■ What you will do
Go through the listing beneath this task and return every line that carries the string "wetting".

-- start Task inputs --

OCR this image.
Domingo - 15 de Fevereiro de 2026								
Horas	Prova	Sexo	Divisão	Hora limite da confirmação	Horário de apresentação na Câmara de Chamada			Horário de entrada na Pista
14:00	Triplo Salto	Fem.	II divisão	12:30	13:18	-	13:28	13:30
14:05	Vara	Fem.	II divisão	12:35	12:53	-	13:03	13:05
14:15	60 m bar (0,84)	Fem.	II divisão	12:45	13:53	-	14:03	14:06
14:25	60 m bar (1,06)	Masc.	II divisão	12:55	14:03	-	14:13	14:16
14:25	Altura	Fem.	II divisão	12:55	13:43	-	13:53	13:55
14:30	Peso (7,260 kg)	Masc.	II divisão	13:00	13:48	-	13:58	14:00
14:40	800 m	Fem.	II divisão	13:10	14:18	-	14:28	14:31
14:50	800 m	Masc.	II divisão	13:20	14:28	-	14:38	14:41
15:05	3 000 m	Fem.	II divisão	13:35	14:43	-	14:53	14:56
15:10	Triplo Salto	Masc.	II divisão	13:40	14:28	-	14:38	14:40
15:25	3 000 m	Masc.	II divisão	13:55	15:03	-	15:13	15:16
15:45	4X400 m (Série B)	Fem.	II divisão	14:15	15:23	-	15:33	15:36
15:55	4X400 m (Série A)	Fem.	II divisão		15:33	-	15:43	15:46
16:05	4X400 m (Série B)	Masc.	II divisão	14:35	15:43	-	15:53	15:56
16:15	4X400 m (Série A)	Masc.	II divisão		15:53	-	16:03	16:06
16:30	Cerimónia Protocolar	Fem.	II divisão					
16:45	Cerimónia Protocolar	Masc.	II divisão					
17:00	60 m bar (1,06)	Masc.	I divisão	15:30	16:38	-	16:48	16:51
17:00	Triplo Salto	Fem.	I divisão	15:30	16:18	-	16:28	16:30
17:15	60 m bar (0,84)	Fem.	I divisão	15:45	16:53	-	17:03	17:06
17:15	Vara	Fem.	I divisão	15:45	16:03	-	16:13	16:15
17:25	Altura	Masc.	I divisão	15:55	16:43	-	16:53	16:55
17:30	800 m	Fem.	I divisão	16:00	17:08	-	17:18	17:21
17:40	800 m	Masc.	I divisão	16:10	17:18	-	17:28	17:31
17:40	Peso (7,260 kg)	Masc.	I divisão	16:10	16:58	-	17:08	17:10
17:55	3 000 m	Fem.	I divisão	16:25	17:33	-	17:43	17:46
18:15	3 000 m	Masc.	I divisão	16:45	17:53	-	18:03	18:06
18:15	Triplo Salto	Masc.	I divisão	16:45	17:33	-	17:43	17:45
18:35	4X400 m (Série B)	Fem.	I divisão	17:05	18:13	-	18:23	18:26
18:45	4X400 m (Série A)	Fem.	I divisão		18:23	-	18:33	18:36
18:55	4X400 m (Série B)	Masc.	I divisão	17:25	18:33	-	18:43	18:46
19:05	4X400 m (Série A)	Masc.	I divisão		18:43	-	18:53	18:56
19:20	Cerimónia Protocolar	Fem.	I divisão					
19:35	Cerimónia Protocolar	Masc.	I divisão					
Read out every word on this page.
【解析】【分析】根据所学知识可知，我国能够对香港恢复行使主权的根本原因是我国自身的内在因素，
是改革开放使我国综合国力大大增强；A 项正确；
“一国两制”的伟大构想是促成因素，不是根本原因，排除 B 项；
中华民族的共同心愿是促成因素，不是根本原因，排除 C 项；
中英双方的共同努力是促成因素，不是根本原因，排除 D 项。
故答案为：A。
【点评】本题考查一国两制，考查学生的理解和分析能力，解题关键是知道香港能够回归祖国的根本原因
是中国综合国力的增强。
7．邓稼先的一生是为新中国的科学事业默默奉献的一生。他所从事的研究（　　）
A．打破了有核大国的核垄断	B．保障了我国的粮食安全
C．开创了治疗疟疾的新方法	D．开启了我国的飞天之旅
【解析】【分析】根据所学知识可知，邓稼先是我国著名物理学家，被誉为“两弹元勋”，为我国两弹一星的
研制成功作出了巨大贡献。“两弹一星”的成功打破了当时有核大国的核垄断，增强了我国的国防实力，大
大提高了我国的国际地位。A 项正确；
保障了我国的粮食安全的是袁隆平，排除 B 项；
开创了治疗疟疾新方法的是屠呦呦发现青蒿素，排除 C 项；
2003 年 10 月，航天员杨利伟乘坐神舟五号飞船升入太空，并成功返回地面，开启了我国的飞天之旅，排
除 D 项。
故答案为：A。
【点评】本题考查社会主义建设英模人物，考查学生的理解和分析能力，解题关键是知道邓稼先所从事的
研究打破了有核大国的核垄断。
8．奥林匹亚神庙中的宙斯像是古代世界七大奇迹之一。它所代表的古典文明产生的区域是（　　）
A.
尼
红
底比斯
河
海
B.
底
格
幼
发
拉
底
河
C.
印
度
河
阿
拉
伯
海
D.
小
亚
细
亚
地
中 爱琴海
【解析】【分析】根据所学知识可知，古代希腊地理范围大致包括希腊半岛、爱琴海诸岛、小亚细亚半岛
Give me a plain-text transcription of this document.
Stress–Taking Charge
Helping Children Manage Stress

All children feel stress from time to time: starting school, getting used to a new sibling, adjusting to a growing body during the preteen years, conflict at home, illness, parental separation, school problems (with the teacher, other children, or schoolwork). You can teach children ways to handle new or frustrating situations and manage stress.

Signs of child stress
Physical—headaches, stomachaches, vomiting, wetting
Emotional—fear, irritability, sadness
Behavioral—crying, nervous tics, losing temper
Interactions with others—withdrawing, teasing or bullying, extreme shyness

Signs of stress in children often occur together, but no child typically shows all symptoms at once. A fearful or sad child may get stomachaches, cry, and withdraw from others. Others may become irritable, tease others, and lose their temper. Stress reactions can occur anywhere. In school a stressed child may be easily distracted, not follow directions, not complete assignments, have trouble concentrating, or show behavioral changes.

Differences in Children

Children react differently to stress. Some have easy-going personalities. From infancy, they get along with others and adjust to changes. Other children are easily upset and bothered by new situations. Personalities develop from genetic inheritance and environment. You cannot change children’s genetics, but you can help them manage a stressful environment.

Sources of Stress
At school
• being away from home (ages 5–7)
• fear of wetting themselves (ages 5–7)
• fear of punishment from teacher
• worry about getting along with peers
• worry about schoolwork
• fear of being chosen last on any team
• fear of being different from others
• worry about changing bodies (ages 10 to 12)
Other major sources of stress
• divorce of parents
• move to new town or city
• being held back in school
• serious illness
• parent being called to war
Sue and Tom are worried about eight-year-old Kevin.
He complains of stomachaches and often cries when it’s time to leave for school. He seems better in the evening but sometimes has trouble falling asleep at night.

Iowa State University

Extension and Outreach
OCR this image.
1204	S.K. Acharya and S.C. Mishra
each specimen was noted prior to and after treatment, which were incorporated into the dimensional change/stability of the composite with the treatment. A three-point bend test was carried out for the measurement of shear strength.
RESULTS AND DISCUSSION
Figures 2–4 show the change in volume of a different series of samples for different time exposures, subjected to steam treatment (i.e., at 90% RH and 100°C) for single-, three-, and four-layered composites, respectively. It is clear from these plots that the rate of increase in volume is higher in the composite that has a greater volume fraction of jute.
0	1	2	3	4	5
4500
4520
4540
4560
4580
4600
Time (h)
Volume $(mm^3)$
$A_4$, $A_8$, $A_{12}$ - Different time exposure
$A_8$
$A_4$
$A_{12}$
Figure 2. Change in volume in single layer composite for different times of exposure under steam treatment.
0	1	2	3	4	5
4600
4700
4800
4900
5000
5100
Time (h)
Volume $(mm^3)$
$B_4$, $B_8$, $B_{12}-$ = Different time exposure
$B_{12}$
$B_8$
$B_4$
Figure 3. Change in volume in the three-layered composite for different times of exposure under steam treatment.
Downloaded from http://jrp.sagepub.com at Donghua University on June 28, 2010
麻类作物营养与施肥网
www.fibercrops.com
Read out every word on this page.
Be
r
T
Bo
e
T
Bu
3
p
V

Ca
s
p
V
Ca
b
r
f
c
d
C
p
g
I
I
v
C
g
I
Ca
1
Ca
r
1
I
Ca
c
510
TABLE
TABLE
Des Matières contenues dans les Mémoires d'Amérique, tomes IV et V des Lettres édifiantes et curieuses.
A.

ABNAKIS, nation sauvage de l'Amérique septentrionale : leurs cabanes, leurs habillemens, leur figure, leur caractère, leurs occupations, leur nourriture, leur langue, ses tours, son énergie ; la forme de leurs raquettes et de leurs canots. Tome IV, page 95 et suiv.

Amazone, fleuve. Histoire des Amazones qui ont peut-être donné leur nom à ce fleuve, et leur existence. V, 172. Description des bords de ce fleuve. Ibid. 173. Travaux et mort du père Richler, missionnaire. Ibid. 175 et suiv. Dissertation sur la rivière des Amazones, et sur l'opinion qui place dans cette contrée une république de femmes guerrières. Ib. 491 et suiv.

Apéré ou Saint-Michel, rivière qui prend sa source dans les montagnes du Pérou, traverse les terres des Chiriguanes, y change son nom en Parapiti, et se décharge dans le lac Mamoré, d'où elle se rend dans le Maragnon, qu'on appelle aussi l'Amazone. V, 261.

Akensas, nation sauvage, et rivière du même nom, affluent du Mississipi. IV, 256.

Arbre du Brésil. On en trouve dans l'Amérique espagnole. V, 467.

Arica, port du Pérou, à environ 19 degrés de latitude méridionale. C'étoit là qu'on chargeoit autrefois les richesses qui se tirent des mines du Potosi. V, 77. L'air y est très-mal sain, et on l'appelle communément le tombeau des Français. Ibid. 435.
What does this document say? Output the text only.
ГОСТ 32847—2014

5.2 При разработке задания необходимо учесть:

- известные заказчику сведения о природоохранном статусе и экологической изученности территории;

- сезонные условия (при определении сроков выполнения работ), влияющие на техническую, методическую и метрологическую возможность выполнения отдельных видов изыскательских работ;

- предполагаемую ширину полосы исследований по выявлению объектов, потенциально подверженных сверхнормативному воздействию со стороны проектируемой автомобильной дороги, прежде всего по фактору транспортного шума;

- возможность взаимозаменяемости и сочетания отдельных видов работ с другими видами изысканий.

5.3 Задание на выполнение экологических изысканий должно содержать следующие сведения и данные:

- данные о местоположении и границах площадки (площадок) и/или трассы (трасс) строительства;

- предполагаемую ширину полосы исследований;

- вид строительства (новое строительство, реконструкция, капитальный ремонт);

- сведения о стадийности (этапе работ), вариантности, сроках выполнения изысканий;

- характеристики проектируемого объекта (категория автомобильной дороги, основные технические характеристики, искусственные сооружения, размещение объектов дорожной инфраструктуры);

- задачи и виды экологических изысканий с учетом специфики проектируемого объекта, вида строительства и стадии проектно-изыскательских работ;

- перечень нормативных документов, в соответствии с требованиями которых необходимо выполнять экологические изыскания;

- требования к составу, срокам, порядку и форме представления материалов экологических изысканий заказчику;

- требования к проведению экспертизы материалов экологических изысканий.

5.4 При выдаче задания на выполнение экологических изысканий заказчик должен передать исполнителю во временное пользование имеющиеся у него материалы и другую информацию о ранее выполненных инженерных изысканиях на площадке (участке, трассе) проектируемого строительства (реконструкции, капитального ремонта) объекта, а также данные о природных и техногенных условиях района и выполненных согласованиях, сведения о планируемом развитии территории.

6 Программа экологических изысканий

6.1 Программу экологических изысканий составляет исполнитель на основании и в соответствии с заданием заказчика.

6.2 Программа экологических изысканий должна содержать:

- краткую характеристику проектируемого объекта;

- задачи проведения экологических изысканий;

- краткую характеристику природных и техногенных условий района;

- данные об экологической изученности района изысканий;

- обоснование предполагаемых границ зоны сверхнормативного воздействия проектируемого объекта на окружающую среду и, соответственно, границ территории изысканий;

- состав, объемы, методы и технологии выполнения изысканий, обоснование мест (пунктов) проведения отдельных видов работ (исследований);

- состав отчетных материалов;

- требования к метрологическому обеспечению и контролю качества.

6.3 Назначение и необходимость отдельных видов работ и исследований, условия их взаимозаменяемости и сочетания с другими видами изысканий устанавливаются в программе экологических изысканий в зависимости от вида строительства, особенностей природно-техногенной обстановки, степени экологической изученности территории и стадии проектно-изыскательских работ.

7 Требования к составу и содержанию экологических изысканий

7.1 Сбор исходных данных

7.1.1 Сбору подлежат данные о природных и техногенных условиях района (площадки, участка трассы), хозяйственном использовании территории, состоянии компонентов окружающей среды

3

-- end Task inputs --

■ Exercise output
Physical—headaches, stomachaches, vomiting, wetting
• fear of wetting themselves (ages 5–7)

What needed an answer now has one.